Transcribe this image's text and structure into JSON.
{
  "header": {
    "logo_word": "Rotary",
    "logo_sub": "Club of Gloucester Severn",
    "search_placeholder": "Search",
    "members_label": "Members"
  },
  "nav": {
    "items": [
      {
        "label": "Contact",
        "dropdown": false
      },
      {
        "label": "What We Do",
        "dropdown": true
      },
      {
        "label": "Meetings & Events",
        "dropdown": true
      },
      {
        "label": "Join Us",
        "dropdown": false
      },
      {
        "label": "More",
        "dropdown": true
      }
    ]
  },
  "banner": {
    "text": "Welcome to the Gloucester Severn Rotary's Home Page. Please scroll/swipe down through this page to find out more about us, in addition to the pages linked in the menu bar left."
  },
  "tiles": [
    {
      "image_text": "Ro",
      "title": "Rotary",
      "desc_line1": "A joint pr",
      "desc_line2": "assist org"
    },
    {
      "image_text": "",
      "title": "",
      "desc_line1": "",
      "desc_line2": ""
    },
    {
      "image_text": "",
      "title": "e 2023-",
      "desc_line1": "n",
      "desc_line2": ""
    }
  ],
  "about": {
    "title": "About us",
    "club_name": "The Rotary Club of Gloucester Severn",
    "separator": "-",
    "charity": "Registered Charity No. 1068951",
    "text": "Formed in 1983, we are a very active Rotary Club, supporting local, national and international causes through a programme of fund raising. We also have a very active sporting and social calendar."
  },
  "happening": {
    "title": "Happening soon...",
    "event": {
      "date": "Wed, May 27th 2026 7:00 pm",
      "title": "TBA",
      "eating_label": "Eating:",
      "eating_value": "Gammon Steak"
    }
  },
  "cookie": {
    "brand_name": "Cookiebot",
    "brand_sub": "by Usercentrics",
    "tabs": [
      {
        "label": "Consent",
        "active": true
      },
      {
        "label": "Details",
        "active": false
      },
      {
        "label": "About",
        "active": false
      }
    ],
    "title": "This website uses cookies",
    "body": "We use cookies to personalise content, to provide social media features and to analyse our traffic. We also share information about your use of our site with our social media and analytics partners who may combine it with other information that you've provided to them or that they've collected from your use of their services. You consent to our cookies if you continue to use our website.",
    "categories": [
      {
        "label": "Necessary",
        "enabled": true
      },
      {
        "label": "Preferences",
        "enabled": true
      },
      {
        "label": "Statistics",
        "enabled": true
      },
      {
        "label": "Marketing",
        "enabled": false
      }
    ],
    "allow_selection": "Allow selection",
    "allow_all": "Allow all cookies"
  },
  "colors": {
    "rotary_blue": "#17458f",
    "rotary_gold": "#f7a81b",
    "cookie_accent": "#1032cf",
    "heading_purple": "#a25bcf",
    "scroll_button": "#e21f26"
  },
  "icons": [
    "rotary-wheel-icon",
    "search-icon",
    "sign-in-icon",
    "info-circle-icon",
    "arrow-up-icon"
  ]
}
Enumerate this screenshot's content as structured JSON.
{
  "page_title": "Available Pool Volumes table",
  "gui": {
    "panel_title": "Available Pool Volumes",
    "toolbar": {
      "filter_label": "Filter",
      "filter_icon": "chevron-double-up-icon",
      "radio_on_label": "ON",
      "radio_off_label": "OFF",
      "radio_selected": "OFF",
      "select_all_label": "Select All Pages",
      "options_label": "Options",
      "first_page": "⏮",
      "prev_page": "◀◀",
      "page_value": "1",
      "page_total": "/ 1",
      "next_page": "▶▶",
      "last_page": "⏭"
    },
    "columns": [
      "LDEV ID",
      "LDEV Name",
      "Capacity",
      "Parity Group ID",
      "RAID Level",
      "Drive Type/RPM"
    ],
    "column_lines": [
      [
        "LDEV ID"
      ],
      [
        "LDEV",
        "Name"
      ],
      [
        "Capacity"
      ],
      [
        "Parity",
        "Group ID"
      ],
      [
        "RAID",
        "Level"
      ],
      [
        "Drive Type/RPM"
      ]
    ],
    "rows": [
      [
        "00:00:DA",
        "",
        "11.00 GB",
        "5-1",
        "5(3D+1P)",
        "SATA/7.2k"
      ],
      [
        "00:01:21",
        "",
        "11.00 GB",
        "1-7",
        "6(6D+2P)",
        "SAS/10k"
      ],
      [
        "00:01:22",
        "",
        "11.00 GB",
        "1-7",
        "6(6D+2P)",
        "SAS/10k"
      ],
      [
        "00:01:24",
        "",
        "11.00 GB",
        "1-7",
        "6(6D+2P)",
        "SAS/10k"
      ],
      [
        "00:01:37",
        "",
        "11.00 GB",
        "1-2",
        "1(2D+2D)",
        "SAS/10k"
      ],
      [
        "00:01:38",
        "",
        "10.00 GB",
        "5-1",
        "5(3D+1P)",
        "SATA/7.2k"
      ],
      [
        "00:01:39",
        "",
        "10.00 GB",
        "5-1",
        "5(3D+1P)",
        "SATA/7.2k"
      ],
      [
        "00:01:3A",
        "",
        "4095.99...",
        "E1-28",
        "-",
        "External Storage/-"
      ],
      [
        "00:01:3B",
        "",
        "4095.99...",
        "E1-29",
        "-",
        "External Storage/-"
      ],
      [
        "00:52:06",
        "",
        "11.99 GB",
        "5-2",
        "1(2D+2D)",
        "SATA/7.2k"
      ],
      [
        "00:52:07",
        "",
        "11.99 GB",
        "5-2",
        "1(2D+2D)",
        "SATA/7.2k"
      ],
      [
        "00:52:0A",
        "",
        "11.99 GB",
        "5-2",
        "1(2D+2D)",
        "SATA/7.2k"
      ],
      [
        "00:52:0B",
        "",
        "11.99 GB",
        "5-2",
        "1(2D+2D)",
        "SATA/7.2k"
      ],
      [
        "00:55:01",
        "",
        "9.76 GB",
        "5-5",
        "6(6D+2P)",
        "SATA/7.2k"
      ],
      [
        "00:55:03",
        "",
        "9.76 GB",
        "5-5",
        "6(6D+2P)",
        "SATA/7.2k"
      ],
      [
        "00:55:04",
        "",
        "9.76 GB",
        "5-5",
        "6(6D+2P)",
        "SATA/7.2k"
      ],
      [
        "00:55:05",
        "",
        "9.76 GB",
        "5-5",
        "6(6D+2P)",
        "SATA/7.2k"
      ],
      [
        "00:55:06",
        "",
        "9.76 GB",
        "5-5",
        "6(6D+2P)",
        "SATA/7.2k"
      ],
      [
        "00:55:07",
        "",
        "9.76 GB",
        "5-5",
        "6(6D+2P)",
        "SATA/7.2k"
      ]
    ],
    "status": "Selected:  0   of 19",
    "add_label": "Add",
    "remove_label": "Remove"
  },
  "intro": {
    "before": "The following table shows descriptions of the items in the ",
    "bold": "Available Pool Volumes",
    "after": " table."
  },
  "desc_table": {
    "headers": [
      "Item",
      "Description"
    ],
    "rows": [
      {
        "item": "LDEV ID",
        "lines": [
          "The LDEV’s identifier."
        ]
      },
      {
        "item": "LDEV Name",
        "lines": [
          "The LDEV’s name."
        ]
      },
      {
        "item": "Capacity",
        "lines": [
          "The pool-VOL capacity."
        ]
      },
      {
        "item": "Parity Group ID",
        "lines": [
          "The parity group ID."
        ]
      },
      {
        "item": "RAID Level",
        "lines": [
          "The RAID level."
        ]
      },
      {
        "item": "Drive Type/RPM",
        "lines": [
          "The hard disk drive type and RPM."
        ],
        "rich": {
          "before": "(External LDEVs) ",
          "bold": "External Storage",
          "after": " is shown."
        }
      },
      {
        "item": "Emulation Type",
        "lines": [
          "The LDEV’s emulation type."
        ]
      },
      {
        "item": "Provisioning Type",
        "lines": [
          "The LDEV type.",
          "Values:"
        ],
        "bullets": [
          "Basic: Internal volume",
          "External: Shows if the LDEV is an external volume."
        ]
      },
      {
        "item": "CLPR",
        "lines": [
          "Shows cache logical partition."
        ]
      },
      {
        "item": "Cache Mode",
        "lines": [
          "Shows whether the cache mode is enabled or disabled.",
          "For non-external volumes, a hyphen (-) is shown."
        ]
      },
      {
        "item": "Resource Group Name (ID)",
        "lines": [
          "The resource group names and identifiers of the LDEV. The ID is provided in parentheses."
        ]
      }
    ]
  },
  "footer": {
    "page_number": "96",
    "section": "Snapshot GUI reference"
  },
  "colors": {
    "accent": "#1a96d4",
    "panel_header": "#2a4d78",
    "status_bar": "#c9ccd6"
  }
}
_ _ _ _ _ _ _
▶ **Directive**
Show each line of the listing that holds the string "through".

▶ **Response to the exercise**
    "text": "Welcome to the Gloucester Severn Rotary's Home Page. Please scroll/swipe down through this page to find out more about us, in addition to the pages linked in the menu bar left."
    "text": "Formed in 1983, we are a very active Rotary Club, supporting local, national and international causes through a programme of fund raising. We also have a very active sporting and social calendar."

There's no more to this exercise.